§ **DATASET EXCERPTS**:
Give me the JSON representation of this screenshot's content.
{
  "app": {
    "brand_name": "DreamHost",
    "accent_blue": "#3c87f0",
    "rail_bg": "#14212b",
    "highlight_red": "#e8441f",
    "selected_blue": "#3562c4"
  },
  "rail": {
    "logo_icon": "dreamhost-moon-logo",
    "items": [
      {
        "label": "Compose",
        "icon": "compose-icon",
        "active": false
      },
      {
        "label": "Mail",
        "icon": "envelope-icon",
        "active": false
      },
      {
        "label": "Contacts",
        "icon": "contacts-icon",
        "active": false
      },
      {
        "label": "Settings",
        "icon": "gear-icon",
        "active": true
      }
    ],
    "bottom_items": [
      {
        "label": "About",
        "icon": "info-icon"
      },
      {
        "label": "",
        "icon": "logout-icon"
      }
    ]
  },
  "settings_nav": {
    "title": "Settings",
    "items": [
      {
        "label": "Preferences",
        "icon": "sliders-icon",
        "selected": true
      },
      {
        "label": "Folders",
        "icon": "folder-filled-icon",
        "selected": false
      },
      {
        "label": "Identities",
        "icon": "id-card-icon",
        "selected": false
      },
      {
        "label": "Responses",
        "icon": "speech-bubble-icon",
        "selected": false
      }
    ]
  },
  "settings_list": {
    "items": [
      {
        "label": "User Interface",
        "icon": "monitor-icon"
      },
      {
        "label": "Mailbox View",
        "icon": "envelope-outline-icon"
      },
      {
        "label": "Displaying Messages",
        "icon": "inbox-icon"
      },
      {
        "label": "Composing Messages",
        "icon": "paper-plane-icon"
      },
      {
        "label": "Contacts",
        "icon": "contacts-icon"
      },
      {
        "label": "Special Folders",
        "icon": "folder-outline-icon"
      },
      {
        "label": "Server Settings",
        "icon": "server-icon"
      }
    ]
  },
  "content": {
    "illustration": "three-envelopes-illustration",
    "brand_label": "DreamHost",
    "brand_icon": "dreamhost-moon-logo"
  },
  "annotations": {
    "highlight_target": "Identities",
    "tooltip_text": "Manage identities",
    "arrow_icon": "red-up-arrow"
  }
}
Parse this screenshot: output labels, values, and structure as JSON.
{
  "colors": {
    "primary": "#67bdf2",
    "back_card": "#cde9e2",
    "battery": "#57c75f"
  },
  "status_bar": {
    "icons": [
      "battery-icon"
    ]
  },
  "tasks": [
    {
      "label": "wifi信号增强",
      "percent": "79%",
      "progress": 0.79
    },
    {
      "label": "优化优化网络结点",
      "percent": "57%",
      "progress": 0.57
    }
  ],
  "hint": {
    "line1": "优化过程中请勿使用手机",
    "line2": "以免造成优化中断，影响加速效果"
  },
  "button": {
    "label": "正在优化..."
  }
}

---

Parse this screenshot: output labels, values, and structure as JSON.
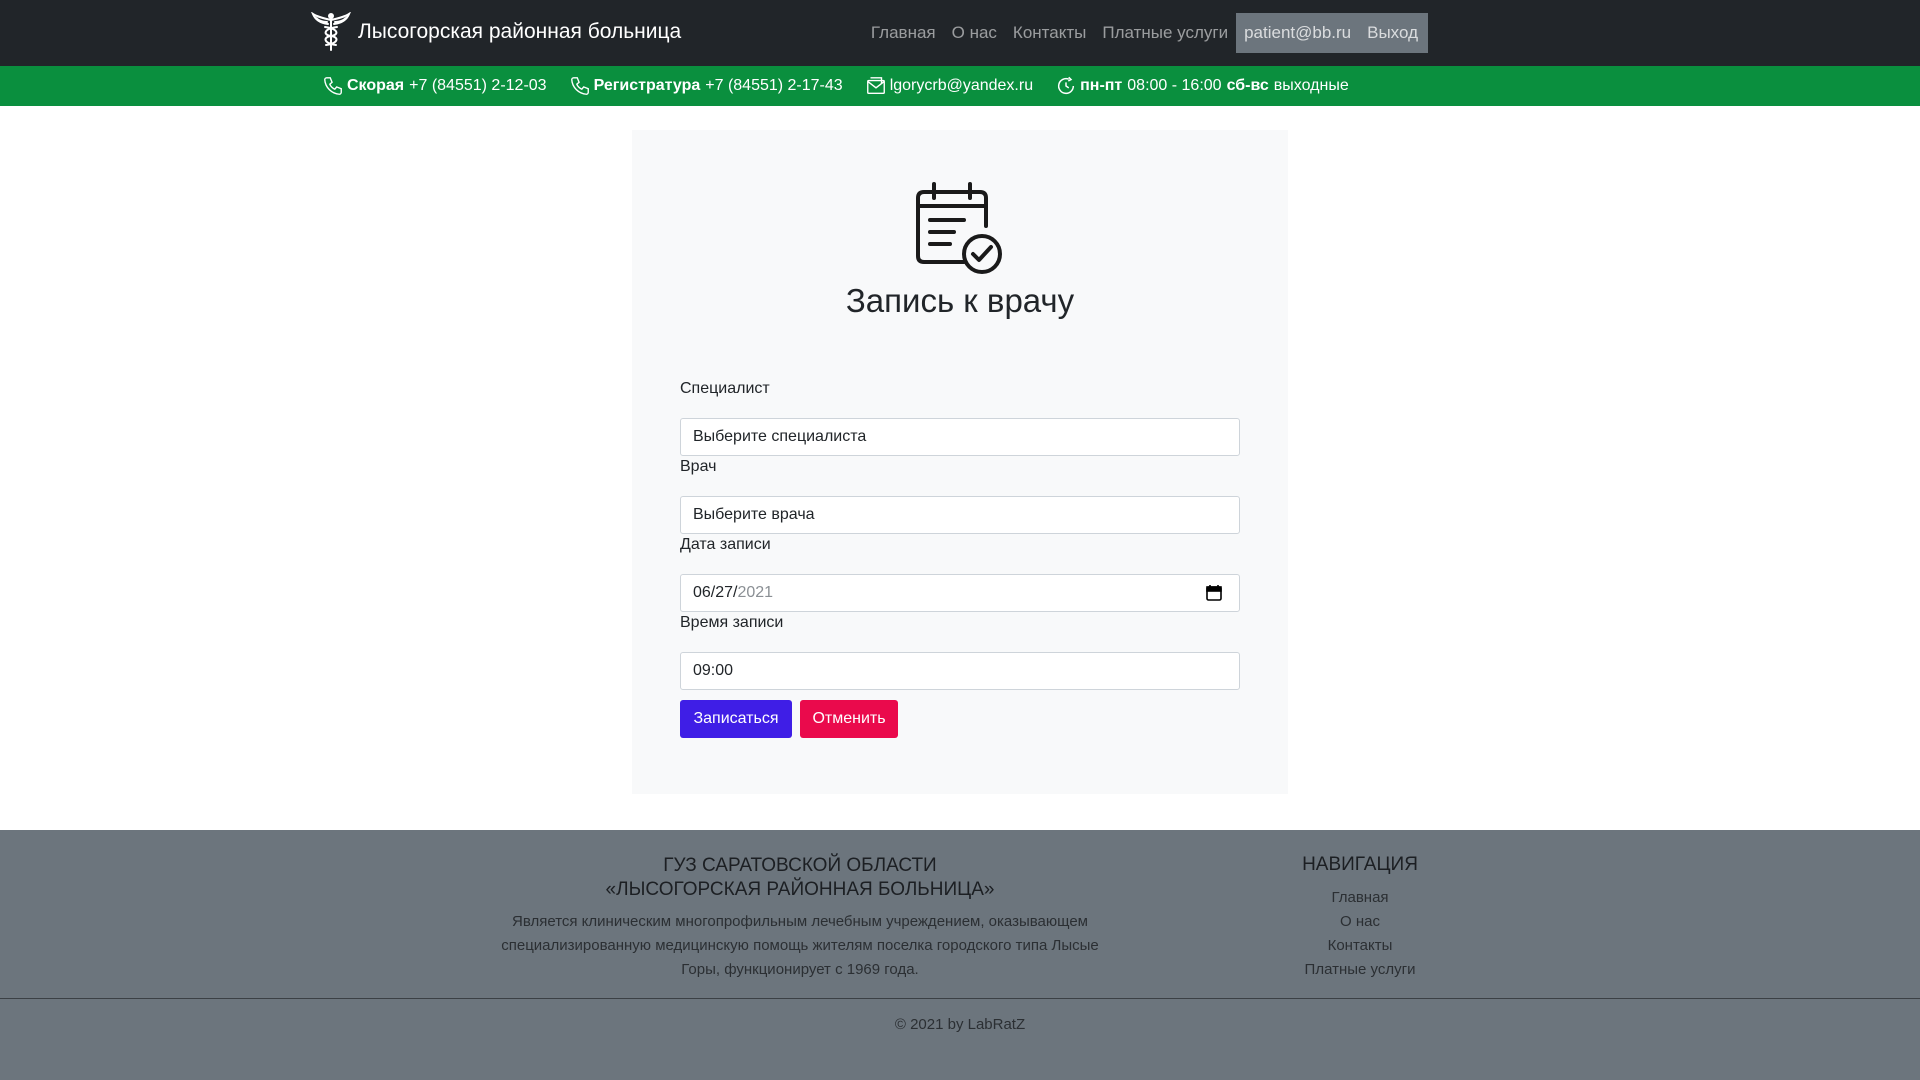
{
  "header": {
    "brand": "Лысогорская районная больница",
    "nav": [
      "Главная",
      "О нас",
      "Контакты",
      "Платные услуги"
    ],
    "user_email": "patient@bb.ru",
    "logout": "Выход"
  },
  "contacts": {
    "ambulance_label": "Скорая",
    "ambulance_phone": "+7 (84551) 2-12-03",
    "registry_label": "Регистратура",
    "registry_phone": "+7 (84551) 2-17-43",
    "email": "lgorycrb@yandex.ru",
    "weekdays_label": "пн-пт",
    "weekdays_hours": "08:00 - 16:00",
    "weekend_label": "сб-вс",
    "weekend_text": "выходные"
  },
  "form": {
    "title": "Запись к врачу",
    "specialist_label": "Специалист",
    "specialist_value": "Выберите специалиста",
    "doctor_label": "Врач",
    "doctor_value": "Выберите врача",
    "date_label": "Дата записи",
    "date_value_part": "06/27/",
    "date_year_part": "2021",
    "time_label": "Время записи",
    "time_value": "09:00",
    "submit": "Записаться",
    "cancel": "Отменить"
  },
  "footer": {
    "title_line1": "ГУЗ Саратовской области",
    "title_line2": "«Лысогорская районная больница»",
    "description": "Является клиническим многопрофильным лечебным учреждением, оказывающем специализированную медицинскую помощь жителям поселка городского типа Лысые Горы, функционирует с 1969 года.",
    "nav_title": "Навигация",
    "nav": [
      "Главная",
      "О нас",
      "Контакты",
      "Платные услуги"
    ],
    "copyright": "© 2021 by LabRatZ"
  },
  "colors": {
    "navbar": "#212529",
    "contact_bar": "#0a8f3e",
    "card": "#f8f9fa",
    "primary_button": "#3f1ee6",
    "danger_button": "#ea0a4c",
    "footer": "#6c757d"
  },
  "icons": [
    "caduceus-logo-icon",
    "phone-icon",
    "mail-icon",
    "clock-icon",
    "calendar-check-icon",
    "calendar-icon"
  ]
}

* * *

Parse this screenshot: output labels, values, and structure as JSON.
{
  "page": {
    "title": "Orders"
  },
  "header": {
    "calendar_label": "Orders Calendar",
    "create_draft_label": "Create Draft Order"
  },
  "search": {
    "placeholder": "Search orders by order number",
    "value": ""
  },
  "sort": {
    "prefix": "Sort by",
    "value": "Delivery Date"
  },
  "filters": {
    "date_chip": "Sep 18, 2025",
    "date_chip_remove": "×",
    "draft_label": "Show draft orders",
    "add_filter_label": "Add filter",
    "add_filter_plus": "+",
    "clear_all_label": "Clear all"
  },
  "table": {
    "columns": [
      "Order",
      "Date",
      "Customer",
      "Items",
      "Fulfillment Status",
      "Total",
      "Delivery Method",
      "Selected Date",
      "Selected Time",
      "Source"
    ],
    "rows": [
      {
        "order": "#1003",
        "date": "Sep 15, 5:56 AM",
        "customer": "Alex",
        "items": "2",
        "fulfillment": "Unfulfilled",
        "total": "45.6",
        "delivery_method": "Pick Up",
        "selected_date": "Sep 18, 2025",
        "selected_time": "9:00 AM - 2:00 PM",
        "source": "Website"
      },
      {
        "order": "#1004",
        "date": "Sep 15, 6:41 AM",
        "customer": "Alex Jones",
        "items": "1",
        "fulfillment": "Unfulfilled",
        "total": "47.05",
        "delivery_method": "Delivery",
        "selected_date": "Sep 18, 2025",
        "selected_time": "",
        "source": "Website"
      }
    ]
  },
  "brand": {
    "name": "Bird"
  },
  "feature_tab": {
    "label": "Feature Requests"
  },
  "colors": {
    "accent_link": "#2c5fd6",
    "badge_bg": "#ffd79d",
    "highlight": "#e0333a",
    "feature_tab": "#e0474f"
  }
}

§ **WHAT NEEDS TO BE DONE**: Show every line in the records above that contains the word "районная".

§ **SOLVED EXERCISE**:
    "brand": "Лысогорская районная больница",
    "title_line2": "«Лысогорская районная больница»",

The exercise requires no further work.